* start MATERIAL SHOWN *
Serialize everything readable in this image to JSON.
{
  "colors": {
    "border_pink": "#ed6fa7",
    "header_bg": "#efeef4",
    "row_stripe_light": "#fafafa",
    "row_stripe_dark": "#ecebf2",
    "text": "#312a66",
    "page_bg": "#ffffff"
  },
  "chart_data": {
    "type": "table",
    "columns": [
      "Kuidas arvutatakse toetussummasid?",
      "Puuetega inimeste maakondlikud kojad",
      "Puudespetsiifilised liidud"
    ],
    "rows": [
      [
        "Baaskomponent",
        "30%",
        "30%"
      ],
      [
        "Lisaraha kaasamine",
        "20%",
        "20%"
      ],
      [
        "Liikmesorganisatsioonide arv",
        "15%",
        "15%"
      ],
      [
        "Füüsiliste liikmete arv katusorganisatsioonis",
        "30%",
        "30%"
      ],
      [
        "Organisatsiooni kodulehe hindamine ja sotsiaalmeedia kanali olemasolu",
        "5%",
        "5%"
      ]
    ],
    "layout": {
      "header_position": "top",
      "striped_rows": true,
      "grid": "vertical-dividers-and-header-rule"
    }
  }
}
* end MATERIAL SHOWN *
**DESCRIPTION OF THE TASK**: From the records above, extract every entry verbatim.

**COMPLETE ANSWER**:
Serialize everything readable in this image to JSON.
{
  "colors": {
    "border_pink": "#ed6fa7",
    "header_bg": "#efeef4",
    "row_stripe_light": "#fafafa",
    "row_stripe_dark": "#ecebf2",
    "text": "#312a66",
    "page_bg": "#ffffff"
  },
  "chart_data": {
    "type": "table",
    "columns": [
      "Kuidas arvutatakse toetussummasid?",
      "Puuetega inimeste maakondlikud kojad",
      "Puudespetsiifilised liidud"
    ],
    "rows": [
      [
        "Baaskomponent",
        "30%",
        "30%"
      ],
      [
        "Lisaraha kaasamine",
        "20%",
        "20%"
      ],
      [
        "Liikmesorganisatsioonide arv",
        "15%",
        "15%"
      ],
      [
        "Füüsiliste liikmete arv katusorganisatsioonis",
        "30%",
        "30%"
      ],
      [
        "Organisatsiooni kodulehe hindamine ja sotsiaalmeedia kanali olemasolu",
        "5%",
        "5%"
      ]
    ],
    "layout": {
      "header_position": "top",
      "striped_rows": true,
      "grid": "vertical-dividers-and-header-rule"
    }
  }
}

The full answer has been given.